Goal of the exercise — For the records that follow, return only the count of lines containing the string "sont".

Given entries —
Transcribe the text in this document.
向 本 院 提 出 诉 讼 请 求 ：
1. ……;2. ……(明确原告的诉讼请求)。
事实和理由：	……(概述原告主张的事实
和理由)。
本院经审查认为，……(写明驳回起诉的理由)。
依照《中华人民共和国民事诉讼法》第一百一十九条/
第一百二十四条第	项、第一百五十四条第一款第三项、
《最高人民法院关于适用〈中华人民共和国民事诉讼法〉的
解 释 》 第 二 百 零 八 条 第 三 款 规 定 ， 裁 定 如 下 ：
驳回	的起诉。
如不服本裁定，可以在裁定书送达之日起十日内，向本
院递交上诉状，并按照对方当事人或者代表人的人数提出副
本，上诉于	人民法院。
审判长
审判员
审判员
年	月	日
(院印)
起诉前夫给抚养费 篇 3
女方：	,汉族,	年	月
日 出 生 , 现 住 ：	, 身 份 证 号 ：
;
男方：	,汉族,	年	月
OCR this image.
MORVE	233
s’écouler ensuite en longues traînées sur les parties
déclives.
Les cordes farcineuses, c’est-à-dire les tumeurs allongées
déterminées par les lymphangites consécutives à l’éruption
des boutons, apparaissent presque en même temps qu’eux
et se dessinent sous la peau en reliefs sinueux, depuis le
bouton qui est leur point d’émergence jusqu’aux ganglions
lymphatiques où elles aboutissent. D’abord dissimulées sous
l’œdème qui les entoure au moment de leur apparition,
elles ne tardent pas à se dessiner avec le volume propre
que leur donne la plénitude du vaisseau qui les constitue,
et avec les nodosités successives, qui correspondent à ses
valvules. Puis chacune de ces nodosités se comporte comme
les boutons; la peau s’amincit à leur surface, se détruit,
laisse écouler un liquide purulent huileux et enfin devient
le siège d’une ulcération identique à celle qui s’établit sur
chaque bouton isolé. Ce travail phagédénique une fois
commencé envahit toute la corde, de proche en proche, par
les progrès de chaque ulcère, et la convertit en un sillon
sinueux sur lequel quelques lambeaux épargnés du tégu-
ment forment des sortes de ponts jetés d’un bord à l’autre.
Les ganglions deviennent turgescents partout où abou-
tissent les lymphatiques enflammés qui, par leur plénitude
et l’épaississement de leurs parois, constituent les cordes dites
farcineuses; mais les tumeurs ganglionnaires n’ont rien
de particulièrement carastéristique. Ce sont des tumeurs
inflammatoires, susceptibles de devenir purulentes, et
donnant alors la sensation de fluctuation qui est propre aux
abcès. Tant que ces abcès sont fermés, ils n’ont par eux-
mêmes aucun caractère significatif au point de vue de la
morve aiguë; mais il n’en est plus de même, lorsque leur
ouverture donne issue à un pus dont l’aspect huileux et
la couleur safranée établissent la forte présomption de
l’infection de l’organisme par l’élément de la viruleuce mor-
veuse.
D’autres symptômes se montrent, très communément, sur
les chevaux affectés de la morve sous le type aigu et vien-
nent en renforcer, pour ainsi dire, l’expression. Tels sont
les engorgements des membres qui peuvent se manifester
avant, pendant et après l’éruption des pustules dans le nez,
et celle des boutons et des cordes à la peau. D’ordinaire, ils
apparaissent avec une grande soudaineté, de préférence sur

Task answer — 3